◆ What is needed
Locate the word "change" in the material, then show every line that holds it.

◆ Provided material
## begin

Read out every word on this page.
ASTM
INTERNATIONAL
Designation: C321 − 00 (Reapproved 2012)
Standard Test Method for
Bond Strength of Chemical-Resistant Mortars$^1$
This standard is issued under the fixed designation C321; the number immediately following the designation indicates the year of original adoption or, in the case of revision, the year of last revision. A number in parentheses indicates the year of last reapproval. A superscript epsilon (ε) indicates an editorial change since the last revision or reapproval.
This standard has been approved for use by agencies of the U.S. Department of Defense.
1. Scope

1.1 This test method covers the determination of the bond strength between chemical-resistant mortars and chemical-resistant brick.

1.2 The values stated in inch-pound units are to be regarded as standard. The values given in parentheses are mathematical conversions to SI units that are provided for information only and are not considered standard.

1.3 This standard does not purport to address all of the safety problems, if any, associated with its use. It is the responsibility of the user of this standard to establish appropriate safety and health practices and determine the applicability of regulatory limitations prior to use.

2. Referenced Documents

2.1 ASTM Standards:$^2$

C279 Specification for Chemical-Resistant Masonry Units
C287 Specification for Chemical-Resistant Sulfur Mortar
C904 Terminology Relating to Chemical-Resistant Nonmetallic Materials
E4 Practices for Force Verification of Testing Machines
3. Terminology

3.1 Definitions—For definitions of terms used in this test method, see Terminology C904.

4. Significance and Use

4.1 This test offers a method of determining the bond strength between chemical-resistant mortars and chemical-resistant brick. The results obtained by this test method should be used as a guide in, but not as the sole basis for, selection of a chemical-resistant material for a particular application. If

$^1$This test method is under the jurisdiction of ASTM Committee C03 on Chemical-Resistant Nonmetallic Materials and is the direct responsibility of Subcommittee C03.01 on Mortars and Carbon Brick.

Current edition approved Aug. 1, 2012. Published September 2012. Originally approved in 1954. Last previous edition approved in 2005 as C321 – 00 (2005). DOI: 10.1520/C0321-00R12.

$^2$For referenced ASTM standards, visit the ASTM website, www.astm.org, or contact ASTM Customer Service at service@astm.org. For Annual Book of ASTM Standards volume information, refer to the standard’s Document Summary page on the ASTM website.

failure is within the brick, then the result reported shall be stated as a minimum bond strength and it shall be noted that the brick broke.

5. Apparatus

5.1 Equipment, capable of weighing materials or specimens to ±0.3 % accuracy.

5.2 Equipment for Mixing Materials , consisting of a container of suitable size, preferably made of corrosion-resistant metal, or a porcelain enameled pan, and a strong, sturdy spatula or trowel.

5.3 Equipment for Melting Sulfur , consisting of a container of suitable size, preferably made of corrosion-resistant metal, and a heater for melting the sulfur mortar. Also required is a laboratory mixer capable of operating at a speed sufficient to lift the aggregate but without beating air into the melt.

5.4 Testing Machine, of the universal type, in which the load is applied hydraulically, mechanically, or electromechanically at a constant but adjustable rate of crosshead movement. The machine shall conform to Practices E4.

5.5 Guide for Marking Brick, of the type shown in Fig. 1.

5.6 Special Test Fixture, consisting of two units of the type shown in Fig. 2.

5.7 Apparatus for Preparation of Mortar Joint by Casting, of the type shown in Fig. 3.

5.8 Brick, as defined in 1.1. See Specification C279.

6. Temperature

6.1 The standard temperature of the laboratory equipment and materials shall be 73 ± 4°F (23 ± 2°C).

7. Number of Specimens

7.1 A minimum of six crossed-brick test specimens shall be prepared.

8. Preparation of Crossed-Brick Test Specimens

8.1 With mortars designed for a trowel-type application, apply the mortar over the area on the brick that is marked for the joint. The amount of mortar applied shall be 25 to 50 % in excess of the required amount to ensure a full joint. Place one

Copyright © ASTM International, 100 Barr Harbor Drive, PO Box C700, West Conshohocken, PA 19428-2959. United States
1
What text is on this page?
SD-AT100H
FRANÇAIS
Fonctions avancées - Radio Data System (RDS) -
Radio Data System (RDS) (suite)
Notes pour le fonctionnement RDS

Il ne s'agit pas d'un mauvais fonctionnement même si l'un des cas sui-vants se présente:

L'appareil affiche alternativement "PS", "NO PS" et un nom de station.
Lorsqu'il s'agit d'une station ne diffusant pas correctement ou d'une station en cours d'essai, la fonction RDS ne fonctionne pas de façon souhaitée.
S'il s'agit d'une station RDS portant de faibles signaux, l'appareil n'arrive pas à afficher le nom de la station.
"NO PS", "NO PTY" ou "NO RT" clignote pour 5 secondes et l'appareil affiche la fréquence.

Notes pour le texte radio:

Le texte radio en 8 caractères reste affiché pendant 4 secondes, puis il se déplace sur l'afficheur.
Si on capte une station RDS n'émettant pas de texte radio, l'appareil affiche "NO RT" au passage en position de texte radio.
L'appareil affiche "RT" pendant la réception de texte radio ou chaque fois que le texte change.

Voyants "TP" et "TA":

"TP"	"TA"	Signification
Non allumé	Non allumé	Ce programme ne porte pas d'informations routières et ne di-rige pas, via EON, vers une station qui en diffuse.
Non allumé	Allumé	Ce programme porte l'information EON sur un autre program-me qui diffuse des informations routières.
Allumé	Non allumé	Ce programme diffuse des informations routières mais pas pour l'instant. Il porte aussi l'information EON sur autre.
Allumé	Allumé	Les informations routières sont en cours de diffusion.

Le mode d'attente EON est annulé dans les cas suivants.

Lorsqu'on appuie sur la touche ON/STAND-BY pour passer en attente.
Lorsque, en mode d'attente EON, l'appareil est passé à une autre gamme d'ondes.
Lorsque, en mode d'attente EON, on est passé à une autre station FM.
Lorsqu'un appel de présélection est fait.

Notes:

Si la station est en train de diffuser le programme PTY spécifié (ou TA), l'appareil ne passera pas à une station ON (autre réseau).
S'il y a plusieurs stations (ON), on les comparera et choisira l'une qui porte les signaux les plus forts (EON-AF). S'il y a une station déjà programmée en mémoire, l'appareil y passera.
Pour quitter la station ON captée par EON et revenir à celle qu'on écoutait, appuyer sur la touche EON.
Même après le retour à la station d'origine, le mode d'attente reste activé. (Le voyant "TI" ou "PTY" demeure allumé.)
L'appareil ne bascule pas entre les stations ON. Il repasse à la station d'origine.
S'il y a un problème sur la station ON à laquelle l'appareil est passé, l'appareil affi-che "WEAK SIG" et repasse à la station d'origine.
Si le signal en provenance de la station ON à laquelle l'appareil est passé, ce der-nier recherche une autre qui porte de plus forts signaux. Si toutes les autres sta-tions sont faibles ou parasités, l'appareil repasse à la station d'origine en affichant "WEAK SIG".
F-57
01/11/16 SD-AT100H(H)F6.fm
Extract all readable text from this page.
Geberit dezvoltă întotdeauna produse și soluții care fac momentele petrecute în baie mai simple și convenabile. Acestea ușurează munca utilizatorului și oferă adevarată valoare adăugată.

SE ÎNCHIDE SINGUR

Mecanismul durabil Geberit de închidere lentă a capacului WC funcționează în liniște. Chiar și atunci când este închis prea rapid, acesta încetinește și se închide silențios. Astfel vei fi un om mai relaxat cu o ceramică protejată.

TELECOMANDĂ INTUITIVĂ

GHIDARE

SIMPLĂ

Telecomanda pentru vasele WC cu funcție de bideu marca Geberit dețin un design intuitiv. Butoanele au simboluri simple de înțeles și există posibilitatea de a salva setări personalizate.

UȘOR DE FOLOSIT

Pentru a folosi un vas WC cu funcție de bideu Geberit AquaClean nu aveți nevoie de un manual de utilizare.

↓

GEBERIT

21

## end

◆ The solution
This standard is issued under the fixed designation C321; the number immediately following the designation indicates the year of original adoption or, in the case of revision, the year of last revision. A number in parentheses indicates the year of last reapproval. A superscript epsilon (ε) indicates an editorial change since the last revision or reapproval.
L'appareil affiche "RT" pendant la réception de texte radio ou chaque fois que le texte change.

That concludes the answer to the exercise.